WHAT THIS TASK INVOLVES: Isolate every line in the data with the string "подсудныя" and copy it.

Data records:
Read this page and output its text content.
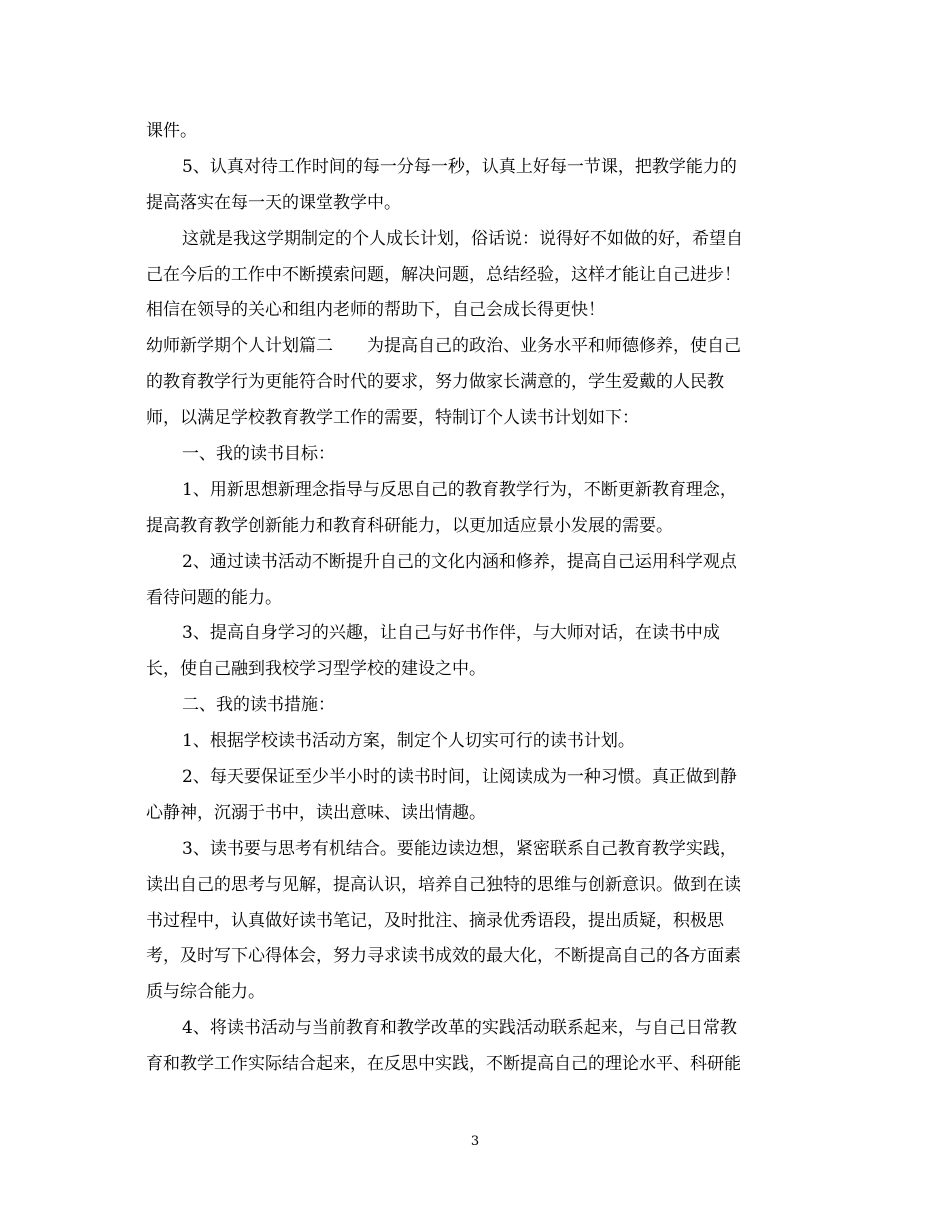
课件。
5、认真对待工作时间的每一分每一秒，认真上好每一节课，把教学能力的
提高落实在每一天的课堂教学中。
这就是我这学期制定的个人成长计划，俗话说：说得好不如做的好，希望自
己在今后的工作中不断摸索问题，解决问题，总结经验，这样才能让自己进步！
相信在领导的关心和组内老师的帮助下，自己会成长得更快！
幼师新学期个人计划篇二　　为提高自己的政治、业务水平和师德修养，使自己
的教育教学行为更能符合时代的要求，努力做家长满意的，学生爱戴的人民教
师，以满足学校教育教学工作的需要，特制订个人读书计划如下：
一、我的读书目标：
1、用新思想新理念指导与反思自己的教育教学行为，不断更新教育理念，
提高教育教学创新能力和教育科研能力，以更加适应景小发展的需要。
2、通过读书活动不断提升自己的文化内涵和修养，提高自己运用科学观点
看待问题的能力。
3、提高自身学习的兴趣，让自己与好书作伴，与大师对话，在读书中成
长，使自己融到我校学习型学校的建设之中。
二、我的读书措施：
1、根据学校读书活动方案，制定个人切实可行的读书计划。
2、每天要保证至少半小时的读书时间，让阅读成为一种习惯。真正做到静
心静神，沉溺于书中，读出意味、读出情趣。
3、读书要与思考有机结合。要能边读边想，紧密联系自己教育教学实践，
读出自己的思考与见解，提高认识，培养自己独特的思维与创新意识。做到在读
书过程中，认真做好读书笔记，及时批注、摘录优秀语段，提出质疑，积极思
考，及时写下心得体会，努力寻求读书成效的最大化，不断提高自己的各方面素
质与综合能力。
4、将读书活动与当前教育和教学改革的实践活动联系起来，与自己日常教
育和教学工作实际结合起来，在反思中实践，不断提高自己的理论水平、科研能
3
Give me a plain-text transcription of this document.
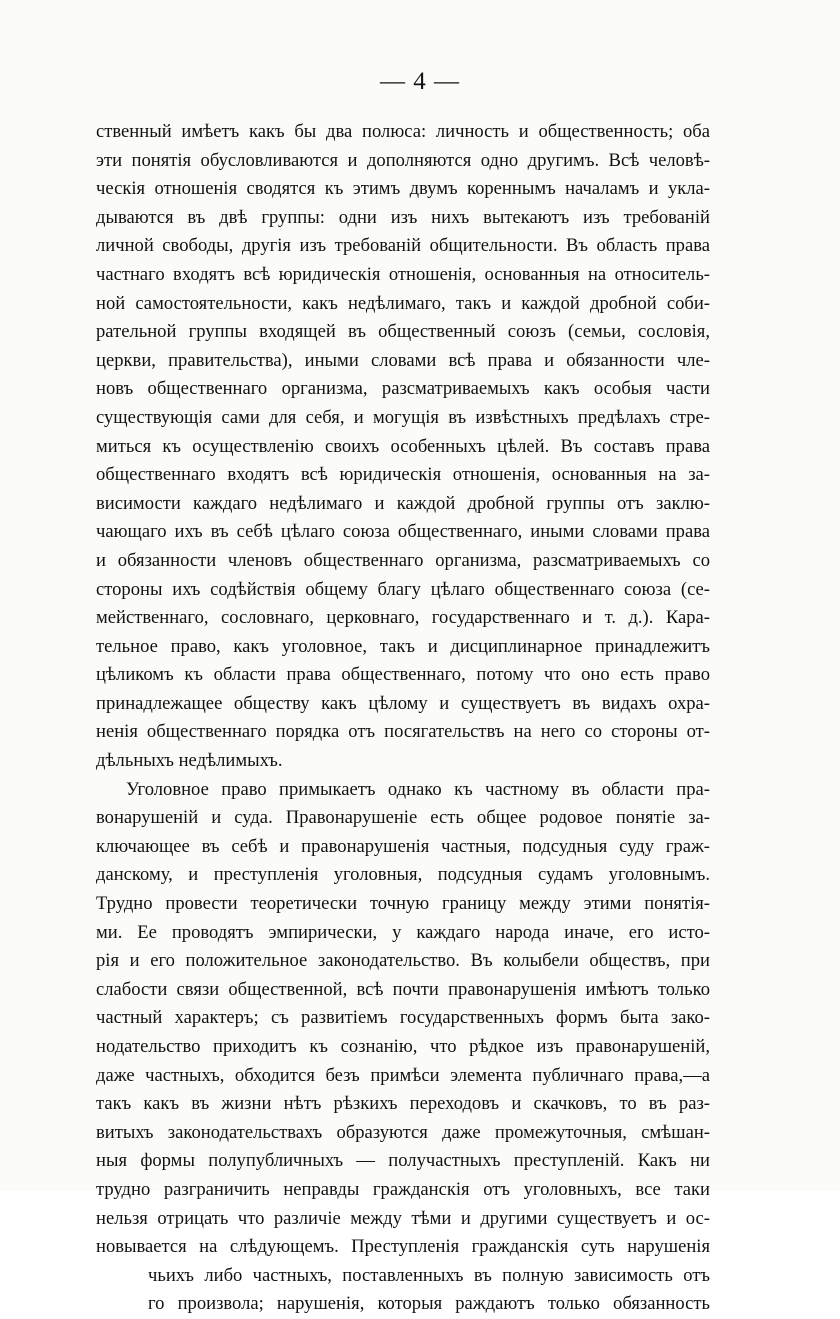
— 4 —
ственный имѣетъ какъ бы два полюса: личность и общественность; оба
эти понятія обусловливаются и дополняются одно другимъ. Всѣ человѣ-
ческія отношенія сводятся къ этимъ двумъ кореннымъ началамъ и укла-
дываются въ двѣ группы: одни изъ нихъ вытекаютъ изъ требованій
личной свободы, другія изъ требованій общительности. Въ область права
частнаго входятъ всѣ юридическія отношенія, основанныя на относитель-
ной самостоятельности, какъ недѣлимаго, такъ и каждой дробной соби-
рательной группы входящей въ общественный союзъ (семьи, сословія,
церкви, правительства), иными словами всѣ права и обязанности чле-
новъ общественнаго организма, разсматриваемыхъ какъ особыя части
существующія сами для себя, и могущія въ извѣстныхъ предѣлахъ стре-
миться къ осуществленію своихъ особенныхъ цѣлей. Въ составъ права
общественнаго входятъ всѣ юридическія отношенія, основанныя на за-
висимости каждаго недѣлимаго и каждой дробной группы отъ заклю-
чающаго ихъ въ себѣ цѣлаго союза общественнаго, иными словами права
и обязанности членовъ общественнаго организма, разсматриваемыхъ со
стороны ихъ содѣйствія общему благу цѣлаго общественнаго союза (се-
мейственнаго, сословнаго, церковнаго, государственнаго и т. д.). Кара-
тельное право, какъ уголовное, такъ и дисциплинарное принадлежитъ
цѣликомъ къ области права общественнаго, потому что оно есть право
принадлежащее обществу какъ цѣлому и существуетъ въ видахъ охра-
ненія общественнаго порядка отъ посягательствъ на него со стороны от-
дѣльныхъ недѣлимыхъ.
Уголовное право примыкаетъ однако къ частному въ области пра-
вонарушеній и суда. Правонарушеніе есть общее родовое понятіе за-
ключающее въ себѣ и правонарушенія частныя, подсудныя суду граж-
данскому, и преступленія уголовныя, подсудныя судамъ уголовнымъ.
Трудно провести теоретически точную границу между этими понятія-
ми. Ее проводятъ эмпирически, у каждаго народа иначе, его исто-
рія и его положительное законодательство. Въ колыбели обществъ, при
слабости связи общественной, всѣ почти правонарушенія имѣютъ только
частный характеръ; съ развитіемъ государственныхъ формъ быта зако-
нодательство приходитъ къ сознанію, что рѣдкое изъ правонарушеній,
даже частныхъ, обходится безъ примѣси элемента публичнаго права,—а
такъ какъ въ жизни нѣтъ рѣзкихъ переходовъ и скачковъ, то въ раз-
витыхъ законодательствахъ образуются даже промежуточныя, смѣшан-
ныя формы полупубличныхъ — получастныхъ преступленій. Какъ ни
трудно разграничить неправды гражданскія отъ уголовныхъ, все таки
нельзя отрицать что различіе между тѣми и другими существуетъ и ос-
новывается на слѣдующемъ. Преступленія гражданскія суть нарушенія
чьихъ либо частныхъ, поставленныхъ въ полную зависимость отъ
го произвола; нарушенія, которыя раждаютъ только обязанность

RESULT OF THE EXERCISE:
ключающее въ себѣ и правонарушенія частныя, подсудныя суду граж-
данскому, и преступленія уголовныя, подсудныя судамъ уголовнымъ.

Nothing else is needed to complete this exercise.